* [MATERIAL TO PROCESS]:

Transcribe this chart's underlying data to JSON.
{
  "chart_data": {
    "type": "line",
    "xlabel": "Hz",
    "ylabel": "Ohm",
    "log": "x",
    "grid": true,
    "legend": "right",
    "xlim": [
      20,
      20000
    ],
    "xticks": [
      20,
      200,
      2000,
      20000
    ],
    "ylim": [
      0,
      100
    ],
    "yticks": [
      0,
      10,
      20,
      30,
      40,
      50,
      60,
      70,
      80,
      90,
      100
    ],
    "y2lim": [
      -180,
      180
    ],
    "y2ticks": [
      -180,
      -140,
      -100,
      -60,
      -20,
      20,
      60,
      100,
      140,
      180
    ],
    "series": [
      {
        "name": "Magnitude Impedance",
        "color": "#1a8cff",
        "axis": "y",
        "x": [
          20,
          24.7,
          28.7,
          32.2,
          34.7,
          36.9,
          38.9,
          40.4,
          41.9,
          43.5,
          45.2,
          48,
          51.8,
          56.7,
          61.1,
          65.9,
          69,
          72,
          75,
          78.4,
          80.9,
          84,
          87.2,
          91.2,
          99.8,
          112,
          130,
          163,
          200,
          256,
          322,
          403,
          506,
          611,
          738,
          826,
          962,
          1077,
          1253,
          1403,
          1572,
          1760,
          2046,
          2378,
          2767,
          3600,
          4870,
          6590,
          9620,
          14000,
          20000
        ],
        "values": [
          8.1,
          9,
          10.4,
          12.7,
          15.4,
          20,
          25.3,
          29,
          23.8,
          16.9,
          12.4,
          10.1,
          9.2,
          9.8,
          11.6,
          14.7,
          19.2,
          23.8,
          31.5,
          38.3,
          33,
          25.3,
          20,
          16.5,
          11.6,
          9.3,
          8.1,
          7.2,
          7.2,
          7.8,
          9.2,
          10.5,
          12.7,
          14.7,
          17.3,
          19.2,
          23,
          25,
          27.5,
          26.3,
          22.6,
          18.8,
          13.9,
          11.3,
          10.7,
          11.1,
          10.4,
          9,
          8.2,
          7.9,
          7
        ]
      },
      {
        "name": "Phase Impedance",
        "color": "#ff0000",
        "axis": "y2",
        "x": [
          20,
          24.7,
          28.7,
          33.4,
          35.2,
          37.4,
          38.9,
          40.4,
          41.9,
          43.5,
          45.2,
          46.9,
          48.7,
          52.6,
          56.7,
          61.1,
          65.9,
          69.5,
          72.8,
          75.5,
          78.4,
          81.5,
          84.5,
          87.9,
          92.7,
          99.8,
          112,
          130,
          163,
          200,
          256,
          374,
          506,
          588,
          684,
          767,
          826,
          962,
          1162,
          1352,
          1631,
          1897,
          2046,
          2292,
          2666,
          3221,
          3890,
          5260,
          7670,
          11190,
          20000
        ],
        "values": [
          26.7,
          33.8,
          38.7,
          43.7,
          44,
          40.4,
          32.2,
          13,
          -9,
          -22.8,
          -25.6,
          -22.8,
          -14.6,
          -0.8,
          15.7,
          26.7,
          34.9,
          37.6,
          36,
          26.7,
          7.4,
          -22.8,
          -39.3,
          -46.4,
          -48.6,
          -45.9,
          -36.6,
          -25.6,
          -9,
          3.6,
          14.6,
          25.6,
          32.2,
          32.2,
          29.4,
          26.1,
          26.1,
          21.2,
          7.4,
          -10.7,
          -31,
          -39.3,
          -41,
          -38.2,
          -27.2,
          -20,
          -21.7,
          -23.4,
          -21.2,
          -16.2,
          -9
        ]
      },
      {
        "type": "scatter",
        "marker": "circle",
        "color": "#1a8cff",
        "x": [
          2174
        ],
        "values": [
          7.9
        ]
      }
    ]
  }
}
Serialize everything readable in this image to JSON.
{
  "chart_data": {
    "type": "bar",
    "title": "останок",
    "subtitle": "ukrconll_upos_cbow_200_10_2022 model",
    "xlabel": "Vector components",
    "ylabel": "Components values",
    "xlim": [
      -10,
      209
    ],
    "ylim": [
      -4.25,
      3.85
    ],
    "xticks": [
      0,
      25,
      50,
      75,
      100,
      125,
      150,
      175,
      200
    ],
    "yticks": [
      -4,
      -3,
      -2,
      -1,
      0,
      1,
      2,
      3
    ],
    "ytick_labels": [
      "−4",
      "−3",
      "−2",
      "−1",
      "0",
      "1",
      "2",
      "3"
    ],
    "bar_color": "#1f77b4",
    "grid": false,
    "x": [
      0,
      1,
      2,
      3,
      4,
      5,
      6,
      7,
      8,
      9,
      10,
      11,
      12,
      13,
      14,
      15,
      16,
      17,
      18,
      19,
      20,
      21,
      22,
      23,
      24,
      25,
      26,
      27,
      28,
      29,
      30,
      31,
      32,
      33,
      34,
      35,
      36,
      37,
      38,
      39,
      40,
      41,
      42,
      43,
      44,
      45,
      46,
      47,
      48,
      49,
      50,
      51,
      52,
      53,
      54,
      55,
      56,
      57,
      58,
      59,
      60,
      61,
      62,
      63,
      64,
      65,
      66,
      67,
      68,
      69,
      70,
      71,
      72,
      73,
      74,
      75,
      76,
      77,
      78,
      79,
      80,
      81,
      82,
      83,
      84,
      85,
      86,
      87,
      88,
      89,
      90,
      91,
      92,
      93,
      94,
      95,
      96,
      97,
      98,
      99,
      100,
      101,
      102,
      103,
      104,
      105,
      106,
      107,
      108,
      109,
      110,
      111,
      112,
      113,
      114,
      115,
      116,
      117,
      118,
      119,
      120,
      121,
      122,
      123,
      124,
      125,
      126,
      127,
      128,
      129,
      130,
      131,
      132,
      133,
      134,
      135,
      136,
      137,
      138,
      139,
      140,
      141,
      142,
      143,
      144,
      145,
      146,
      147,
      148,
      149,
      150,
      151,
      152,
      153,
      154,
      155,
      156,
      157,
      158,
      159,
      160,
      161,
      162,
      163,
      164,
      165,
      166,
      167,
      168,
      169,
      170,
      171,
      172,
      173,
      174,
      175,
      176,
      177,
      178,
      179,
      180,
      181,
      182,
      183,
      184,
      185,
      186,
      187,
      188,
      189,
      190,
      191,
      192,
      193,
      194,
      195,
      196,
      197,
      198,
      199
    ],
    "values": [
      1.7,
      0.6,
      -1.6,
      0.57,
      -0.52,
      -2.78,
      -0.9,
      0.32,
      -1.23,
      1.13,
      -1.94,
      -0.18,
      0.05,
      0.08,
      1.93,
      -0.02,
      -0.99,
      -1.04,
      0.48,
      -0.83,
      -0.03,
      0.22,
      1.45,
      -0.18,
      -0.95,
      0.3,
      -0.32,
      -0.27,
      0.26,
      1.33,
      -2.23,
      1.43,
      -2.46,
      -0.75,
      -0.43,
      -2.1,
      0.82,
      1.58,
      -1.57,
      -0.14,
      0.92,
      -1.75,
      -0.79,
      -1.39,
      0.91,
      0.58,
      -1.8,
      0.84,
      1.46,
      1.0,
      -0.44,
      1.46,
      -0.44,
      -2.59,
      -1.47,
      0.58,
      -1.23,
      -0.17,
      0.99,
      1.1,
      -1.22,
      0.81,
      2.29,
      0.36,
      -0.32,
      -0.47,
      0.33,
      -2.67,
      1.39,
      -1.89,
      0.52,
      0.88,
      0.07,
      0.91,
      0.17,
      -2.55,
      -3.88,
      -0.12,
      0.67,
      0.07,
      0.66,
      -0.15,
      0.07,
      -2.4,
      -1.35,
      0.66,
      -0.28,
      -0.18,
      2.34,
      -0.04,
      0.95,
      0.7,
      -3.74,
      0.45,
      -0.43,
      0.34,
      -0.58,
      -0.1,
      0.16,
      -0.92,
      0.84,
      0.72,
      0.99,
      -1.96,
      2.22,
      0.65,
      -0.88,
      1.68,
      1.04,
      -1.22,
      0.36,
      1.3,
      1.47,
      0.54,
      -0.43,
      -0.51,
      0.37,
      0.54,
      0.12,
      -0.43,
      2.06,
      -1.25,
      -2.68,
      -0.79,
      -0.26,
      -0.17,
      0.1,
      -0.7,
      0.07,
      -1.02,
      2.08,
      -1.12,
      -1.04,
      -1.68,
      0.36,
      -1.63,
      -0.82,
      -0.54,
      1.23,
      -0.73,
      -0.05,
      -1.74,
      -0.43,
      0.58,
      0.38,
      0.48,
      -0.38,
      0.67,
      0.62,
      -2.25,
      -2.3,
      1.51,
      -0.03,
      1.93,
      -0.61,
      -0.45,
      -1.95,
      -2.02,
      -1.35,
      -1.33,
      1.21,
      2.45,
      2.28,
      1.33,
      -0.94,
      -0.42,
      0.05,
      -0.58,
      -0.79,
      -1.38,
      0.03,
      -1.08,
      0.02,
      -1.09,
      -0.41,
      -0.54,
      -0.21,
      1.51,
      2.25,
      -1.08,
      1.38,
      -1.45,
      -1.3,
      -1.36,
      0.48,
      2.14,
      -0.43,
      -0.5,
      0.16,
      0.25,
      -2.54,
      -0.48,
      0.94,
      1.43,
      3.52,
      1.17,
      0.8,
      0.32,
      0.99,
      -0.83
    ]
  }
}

* [SET PROBLEM]:
Locate all lines in the listing above with the word "name". Copy them.

* [RESULT BELOW]:
        "name": "Magnitude Impedance",
        "name": "Phase Impedance",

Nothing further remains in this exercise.